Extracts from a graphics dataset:
-- START --

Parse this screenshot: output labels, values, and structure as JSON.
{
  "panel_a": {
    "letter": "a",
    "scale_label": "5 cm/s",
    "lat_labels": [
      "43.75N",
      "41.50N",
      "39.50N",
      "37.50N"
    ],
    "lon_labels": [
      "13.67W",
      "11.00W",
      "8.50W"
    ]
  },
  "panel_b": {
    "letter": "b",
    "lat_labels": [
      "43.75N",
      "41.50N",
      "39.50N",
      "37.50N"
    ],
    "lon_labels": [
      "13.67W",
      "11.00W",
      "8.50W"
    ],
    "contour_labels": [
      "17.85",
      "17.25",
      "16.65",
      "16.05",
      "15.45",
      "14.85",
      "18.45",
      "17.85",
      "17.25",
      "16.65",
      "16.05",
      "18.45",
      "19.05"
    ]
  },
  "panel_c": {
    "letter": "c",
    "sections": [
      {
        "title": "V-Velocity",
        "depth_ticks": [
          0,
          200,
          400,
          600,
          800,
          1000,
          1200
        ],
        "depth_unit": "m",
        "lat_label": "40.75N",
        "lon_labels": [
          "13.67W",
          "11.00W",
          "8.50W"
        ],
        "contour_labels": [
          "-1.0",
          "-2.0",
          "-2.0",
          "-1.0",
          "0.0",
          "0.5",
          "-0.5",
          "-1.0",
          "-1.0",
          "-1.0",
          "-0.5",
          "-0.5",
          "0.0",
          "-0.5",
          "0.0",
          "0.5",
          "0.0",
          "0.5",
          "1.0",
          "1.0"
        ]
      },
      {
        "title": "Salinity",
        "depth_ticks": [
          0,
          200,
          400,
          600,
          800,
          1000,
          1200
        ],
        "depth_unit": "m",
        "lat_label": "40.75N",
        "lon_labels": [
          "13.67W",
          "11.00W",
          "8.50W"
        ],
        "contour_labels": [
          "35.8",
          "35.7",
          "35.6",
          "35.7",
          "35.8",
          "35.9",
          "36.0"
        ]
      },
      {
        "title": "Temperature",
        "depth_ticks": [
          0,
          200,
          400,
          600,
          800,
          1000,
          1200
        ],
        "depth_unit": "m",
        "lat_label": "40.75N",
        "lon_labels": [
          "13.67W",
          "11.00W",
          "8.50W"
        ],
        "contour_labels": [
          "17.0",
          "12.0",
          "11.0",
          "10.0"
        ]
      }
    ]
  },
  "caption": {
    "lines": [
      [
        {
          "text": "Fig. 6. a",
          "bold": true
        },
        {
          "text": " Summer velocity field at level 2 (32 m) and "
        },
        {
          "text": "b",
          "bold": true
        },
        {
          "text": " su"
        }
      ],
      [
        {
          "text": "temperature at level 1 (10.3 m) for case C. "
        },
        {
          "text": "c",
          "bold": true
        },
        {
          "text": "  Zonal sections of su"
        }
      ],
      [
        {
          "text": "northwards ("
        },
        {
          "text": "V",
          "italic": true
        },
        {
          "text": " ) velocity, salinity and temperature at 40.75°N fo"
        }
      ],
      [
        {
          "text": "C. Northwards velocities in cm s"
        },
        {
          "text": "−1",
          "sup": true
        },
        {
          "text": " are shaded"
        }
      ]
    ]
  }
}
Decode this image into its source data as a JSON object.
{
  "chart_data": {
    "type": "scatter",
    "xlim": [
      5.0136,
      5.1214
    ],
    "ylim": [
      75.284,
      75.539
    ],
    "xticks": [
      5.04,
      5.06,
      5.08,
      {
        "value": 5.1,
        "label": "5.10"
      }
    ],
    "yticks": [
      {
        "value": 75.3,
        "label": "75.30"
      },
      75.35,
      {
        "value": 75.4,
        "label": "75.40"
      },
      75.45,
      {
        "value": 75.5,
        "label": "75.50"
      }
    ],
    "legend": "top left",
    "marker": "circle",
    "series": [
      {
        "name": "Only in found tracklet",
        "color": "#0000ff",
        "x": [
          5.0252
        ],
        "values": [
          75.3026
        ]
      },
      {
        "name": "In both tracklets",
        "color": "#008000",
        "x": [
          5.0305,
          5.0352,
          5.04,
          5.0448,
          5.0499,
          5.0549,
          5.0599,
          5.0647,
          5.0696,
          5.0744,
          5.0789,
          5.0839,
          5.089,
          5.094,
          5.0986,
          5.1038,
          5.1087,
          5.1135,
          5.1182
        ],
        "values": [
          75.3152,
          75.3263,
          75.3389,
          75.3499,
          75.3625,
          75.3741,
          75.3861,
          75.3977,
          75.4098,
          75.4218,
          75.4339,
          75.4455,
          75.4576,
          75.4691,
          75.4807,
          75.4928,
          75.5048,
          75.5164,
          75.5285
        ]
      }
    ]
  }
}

-- END --

# Required task
Every line above should be printed again exactly as it stands.

# The completed task
Parse this screenshot: output labels, values, and structure as JSON.
{
  "panel_a": {
    "letter": "a",
    "scale_label": "5 cm/s",
    "lat_labels": [
      "43.75N",
      "41.50N",
      "39.50N",
      "37.50N"
    ],
    "lon_labels": [
      "13.67W",
      "11.00W",
      "8.50W"
    ]
  },
  "panel_b": {
    "letter": "b",
    "lat_labels": [
      "43.75N",
      "41.50N",
      "39.50N",
      "37.50N"
    ],
    "lon_labels": [
      "13.67W",
      "11.00W",
      "8.50W"
    ],
    "contour_labels": [
      "17.85",
      "17.25",
      "16.65",
      "16.05",
      "15.45",
      "14.85",
      "18.45",
      "17.85",
      "17.25",
      "16.65",
      "16.05",
      "18.45",
      "19.05"
    ]
  },
  "panel_c": {
    "letter": "c",
    "sections": [
      {
        "title": "V-Velocity",
        "depth_ticks": [
          0,
          200,
          400,
          600,
          800,
          1000,
          1200
        ],
        "depth_unit": "m",
        "lat_label": "40.75N",
        "lon_labels": [
          "13.67W",
          "11.00W",
          "8.50W"
        ],
        "contour_labels": [
          "-1.0",
          "-2.0",
          "-2.0",
          "-1.0",
          "0.0",
          "0.5",
          "-0.5",
          "-1.0",
          "-1.0",
          "-1.0",
          "-0.5",
          "-0.5",
          "0.0",
          "-0.5",
          "0.0",
          "0.5",
          "0.0",
          "0.5",
          "1.0",
          "1.0"
        ]
      },
      {
        "title": "Salinity",
        "depth_ticks": [
          0,
          200,
          400,
          600,
          800,
          1000,
          1200
        ],
        "depth_unit": "m",
        "lat_label": "40.75N",
        "lon_labels": [
          "13.67W",
          "11.00W",
          "8.50W"
        ],
        "contour_labels": [
          "35.8",
          "35.7",
          "35.6",
          "35.7",
          "35.8",
          "35.9",
          "36.0"
        ]
      },
      {
        "title": "Temperature",
        "depth_ticks": [
          0,
          200,
          400,
          600,
          800,
          1000,
          1200
        ],
        "depth_unit": "m",
        "lat_label": "40.75N",
        "lon_labels": [
          "13.67W",
          "11.00W",
          "8.50W"
        ],
        "contour_labels": [
          "17.0",
          "12.0",
          "11.0",
          "10.0"
        ]
      }
    ]
  },
  "caption": {
    "lines": [
      [
        {
          "text": "Fig. 6. a",
          "bold": true
        },
        {
          "text": " Summer velocity field at level 2 (32 m) and "
        },
        {
          "text": "b",
          "bold": true
        },
        {
          "text": " su"
        }
      ],
      [
        {
          "text": "temperature at level 1 (10.3 m) for case C. "
        },
        {
          "text": "c",
          "bold": true
        },
        {
          "text": "  Zonal sections of su"
        }
      ],
      [
        {
          "text": "northwards ("
        },
        {
          "text": "V",
          "italic": true
        },
        {
          "text": " ) velocity, salinity and temperature at 40.75°N fo"
        }
      ],
      [
        {
          "text": "C. Northwards velocities in cm s"
        },
        {
          "text": "−1",
          "sup": true
        },
        {
          "text": " are shaded"
        }
      ]
    ]
  }
}
Decode this image into its source data as a JSON object.
{
  "chart_data": {
    "type": "scatter",
    "xlim": [
      5.0136,
      5.1214
    ],
    "ylim": [
      75.284,
      75.539
    ],
    "xticks": [
      5.04,
      5.06,
      5.08,
      {
        "value": 5.1,
        "label": "5.10"
      }
    ],
    "yticks": [
      {
        "value": 75.3,
        "label": "75.30"
      },
      75.35,
      {
        "value": 75.4,
        "label": "75.40"
      },
      75.45,
      {
        "value": 75.5,
        "label": "75.50"
      }
    ],
    "legend": "top left",
    "marker": "circle",
    "series": [
      {
        "name": "Only in found tracklet",
        "color": "#0000ff",
        "x": [
          5.0252
        ],
        "values": [
          75.3026
        ]
      },
      {
        "name": "In both tracklets",
        "color": "#008000",
        "x": [
          5.0305,
          5.0352,
          5.04,
          5.0448,
          5.0499,
          5.0549,
          5.0599,
          5.0647,
          5.0696,
          5.0744,
          5.0789,
          5.0839,
          5.089,
          5.094,
          5.0986,
          5.1038,
          5.1087,
          5.1135,
          5.1182
        ],
        "values": [
          75.3152,
          75.3263,
          75.3389,
          75.3499,
          75.3625,
          75.3741,
          75.3861,
          75.3977,
          75.4098,
          75.4218,
          75.4339,
          75.4455,
          75.4576,
          75.4691,
          75.4807,
          75.4928,
          75.5048,
          75.5164,
          75.5285
        ]
      }
    ]
  }
}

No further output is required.